● **Material provided**:
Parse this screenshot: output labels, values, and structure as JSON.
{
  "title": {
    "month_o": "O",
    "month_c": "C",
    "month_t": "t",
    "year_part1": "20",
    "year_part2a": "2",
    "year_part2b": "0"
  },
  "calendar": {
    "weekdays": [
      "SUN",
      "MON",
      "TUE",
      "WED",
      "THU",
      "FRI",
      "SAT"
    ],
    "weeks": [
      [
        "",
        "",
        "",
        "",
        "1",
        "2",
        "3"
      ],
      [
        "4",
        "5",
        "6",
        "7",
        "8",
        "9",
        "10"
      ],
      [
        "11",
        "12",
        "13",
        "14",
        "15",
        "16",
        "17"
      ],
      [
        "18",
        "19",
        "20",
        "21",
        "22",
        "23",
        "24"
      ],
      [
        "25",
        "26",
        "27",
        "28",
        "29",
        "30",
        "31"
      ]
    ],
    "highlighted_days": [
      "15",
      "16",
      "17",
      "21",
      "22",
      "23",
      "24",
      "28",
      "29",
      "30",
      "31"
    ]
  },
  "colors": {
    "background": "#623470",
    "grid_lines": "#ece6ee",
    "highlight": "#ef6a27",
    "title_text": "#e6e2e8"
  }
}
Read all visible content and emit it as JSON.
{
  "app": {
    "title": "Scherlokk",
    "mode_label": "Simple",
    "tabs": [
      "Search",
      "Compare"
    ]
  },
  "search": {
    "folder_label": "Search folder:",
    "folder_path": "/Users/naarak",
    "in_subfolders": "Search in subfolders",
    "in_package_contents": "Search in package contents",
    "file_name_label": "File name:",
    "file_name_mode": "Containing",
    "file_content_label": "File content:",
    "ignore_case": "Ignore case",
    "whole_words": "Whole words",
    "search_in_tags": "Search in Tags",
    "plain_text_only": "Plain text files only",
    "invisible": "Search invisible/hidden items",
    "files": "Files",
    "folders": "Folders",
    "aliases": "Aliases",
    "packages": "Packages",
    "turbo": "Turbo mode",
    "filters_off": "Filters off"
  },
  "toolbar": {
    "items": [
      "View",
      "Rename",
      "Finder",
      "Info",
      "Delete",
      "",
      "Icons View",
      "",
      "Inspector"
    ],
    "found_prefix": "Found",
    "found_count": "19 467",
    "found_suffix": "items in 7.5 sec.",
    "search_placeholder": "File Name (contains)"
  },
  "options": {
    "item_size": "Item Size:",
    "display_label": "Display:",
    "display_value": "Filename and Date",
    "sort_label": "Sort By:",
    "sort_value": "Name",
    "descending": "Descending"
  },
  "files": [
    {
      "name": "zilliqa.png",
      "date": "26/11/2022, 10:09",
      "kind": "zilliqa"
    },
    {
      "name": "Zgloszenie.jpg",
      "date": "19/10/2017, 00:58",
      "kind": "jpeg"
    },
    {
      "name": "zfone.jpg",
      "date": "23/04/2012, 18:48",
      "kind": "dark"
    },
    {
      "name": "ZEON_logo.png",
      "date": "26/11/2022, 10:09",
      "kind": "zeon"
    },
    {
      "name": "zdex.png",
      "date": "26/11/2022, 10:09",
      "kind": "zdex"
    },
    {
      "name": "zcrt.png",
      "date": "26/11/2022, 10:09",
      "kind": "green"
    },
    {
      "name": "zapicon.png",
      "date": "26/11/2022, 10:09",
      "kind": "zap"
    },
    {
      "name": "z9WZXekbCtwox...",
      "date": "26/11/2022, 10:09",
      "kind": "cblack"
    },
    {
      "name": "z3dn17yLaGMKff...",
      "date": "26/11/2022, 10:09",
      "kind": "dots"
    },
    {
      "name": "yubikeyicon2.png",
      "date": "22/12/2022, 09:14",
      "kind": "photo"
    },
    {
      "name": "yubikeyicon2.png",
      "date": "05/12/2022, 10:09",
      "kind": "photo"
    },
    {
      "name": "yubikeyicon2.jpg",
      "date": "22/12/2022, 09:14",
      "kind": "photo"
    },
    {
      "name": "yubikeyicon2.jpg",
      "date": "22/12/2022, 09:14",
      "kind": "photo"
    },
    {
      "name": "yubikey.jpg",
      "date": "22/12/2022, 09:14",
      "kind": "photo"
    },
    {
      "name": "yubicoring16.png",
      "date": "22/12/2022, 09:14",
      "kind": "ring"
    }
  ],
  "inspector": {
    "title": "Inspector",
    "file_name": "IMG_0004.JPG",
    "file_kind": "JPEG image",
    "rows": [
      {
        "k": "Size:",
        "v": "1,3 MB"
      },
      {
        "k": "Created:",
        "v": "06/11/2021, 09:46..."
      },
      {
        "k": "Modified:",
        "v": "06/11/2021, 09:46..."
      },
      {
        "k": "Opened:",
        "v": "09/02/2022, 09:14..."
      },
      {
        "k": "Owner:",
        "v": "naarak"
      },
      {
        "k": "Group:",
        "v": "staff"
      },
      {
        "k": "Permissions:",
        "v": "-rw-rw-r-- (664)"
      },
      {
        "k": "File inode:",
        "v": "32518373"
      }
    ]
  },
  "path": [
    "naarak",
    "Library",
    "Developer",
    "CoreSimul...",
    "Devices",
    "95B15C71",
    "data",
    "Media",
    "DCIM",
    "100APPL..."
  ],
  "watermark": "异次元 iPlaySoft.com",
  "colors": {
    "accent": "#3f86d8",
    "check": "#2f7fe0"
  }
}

● **What needs to be done**:
Your task is to quote the listing above word for word.

● **Complete answer**:
Parse this screenshot: output labels, values, and structure as JSON.
{
  "title": {
    "month_o": "O",
    "month_c": "C",
    "month_t": "t",
    "year_part1": "20",
    "year_part2a": "2",
    "year_part2b": "0"
  },
  "calendar": {
    "weekdays": [
      "SUN",
      "MON",
      "TUE",
      "WED",
      "THU",
      "FRI",
      "SAT"
    ],
    "weeks": [
      [
        "",
        "",
        "",
        "",
        "1",
        "2",
        "3"
      ],
      [
        "4",
        "5",
        "6",
        "7",
        "8",
        "9",
        "10"
      ],
      [
        "11",
        "12",
        "13",
        "14",
        "15",
        "16",
        "17"
      ],
      [
        "18",
        "19",
        "20",
        "21",
        "22",
        "23",
        "24"
      ],
      [
        "25",
        "26",
        "27",
        "28",
        "29",
        "30",
        "31"
      ]
    ],
    "highlighted_days": [
      "15",
      "16",
      "17",
      "21",
      "22",
      "23",
      "24",
      "28",
      "29",
      "30",
      "31"
    ]
  },
  "colors": {
    "background": "#623470",
    "grid_lines": "#ece6ee",
    "highlight": "#ef6a27",
    "title_text": "#e6e2e8"
  }
}
Read all visible content and emit it as JSON.
{
  "app": {
    "title": "Scherlokk",
    "mode_label": "Simple",
    "tabs": [
      "Search",
      "Compare"
    ]
  },
  "search": {
    "folder_label": "Search folder:",
    "folder_path": "/Users/naarak",
    "in_subfolders": "Search in subfolders",
    "in_package_contents": "Search in package contents",
    "file_name_label": "File name:",
    "file_name_mode": "Containing",
    "file_content_label": "File content:",
    "ignore_case": "Ignore case",
    "whole_words": "Whole words",
    "search_in_tags": "Search in Tags",
    "plain_text_only": "Plain text files only",
    "invisible": "Search invisible/hidden items",
    "files": "Files",
    "folders": "Folders",
    "aliases": "Aliases",
    "packages": "Packages",
    "turbo": "Turbo mode",
    "filters_off": "Filters off"
  },
  "toolbar": {
    "items": [
      "View",
      "Rename",
      "Finder",
      "Info",
      "Delete",
      "",
      "Icons View",
      "",
      "Inspector"
    ],
    "found_prefix": "Found",
    "found_count": "19 467",
    "found_suffix": "items in 7.5 sec.",
    "search_placeholder": "File Name (contains)"
  },
  "options": {
    "item_size": "Item Size:",
    "display_label": "Display:",
    "display_value": "Filename and Date",
    "sort_label": "Sort By:",
    "sort_value": "Name",
    "descending": "Descending"
  },
  "files": [
    {
      "name": "zilliqa.png",
      "date": "26/11/2022, 10:09",
      "kind": "zilliqa"
    },
    {
      "name": "Zgloszenie.jpg",
      "date": "19/10/2017, 00:58",
      "kind": "jpeg"
    },
    {
      "name": "zfone.jpg",
      "date": "23/04/2012, 18:48",
      "kind": "dark"
    },
    {
      "name": "ZEON_logo.png",
      "date": "26/11/2022, 10:09",
      "kind": "zeon"
    },
    {
      "name": "zdex.png",
      "date": "26/11/2022, 10:09",
      "kind": "zdex"
    },
    {
      "name": "zcrt.png",
      "date": "26/11/2022, 10:09",
      "kind": "green"
    },
    {
      "name": "zapicon.png",
      "date": "26/11/2022, 10:09",
      "kind": "zap"
    },
    {
      "name": "z9WZXekbCtwox...",
      "date": "26/11/2022, 10:09",
      "kind": "cblack"
    },
    {
      "name": "z3dn17yLaGMKff...",
      "date": "26/11/2022, 10:09",
      "kind": "dots"
    },
    {
      "name": "yubikeyicon2.png",
      "date": "22/12/2022, 09:14",
      "kind": "photo"
    },
    {
      "name": "yubikeyicon2.png",
      "date": "05/12/2022, 10:09",
      "kind": "photo"
    },
    {
      "name": "yubikeyicon2.jpg",
      "date": "22/12/2022, 09:14",
      "kind": "photo"
    },
    {
      "name": "yubikeyicon2.jpg",
      "date": "22/12/2022, 09:14",
      "kind": "photo"
    },
    {
      "name": "yubikey.jpg",
      "date": "22/12/2022, 09:14",
      "kind": "photo"
    },
    {
      "name": "yubicoring16.png",
      "date": "22/12/2022, 09:14",
      "kind": "ring"
    }
  ],
  "inspector": {
    "title": "Inspector",
    "file_name": "IMG_0004.JPG",
    "file_kind": "JPEG image",
    "rows": [
      {
        "k": "Size:",
        "v": "1,3 MB"
      },
      {
        "k": "Created:",
        "v": "06/11/2021, 09:46..."
      },
      {
        "k": "Modified:",
        "v": "06/11/2021, 09:46..."
      },
      {
        "k": "Opened:",
        "v": "09/02/2022, 09:14..."
      },
      {
        "k": "Owner:",
        "v": "naarak"
      },
      {
        "k": "Group:",
        "v": "staff"
      },
      {
        "k": "Permissions:",
        "v": "-rw-rw-r-- (664)"
      },
      {
        "k": "File inode:",
        "v": "32518373"
      }
    ]
  },
  "path": [
    "naarak",
    "Library",
    "Developer",
    "CoreSimul...",
    "Devices",
    "95B15C71",
    "data",
    "Media",
    "DCIM",
    "100APPL..."
  ],
  "watermark": "异次元 iPlaySoft.com",
  "colors": {
    "accent": "#3f86d8",
    "check": "#2f7fe0"
  }
}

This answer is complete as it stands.